> _PROMPT_
Find every line in the records below that contains the word "text", and copy each such line.

*** GIVEN ENTRIES ***

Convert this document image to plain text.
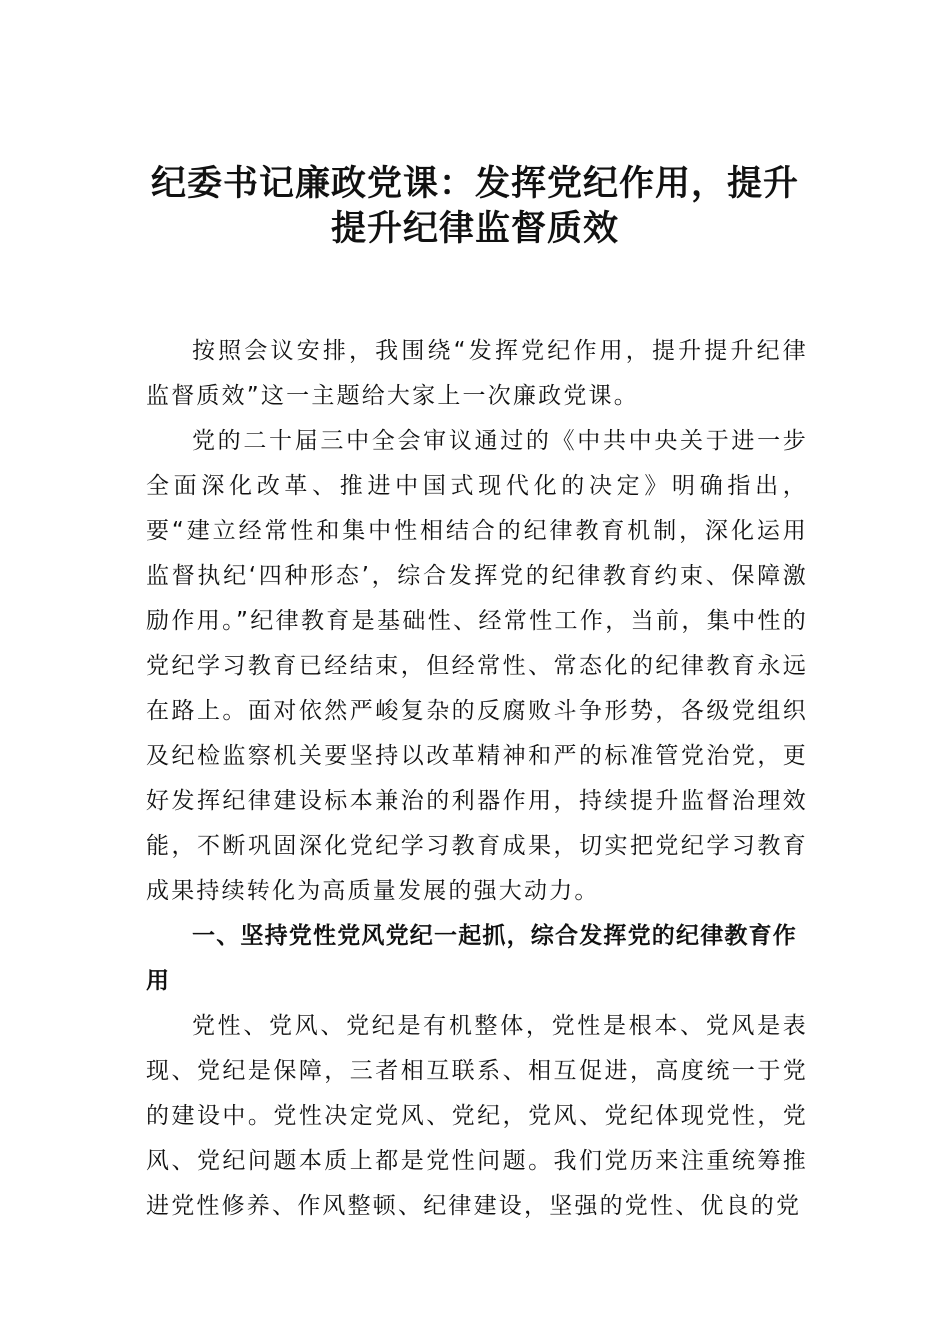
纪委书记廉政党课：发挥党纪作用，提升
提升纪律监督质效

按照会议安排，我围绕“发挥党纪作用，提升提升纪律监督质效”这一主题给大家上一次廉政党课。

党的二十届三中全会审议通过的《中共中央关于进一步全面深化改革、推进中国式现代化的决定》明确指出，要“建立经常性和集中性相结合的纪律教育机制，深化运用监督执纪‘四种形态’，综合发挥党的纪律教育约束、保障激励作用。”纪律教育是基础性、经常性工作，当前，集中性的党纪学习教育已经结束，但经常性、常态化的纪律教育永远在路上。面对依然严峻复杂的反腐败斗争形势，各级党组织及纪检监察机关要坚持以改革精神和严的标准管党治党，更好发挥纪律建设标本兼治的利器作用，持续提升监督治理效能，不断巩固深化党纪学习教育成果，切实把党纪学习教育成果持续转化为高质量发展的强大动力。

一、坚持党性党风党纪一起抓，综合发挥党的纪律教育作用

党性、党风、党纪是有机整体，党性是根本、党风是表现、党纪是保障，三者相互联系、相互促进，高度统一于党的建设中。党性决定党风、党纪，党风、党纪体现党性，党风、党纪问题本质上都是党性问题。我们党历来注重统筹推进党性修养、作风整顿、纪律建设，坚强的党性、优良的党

***
*** GIVEN ENTRIES ***

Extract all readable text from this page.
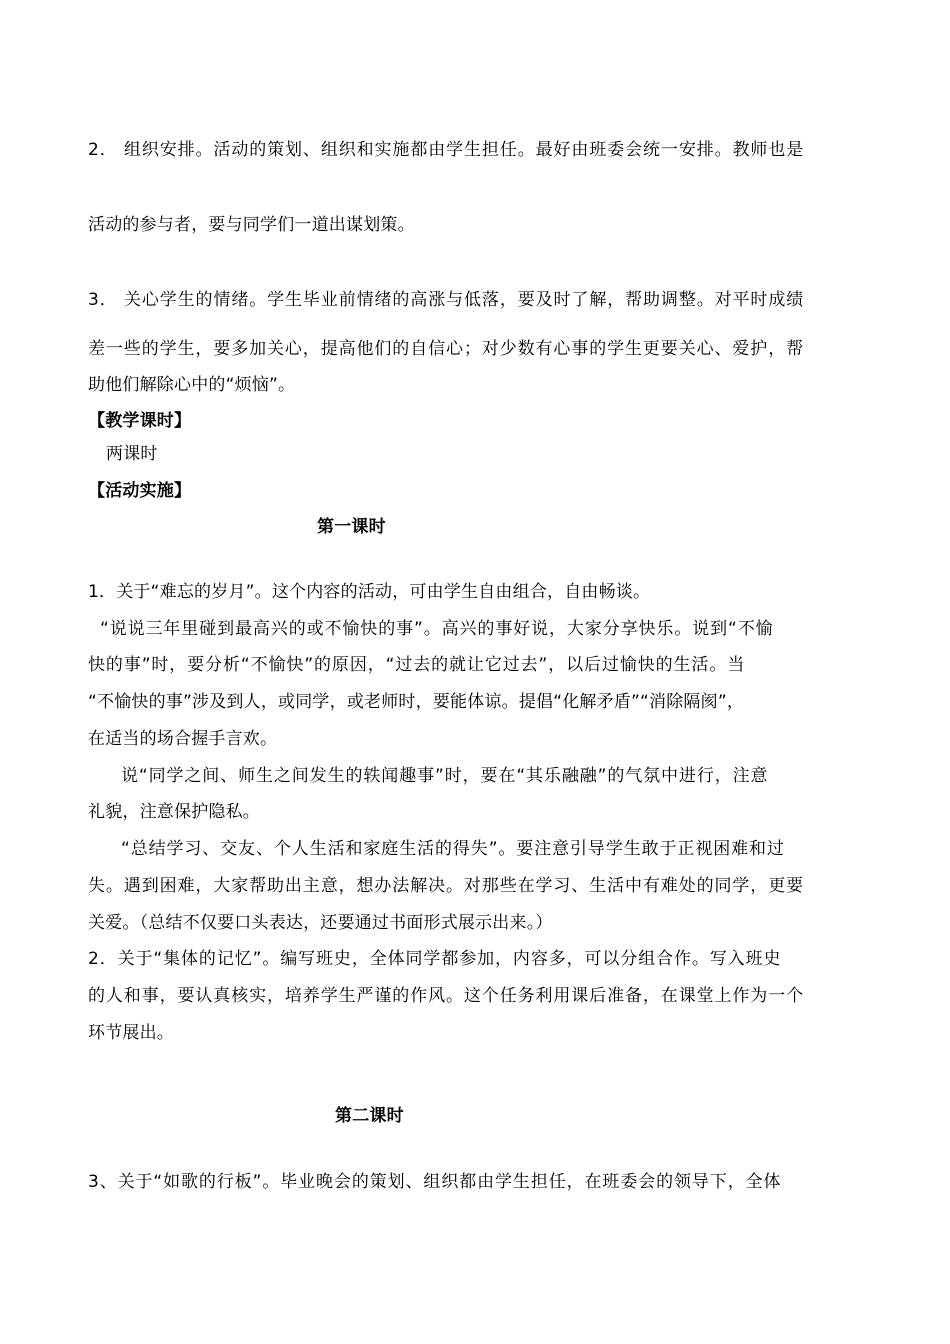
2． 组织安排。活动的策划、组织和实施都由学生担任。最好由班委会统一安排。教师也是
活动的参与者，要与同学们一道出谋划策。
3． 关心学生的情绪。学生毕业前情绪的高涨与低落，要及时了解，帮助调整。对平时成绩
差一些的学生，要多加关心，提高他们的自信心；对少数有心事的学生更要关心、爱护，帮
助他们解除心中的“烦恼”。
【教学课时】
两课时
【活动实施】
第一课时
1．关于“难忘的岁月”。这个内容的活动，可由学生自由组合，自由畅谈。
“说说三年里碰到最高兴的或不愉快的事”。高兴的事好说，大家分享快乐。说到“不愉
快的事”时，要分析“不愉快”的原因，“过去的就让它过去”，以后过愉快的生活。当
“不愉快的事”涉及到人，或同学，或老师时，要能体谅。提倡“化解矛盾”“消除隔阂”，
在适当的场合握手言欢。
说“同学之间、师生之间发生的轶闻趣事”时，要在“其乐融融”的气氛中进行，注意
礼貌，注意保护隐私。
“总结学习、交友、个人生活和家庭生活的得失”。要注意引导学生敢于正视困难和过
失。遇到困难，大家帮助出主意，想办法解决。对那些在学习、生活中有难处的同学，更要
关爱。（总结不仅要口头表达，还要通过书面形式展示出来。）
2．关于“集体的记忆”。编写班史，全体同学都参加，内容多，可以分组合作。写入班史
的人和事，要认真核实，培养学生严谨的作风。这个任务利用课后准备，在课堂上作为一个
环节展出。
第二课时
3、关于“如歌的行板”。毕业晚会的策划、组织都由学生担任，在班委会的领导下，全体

***

> _SOLUTION FOR THIS PROBLEM_
Convert this document image to plain text.
Extract all readable text from this page.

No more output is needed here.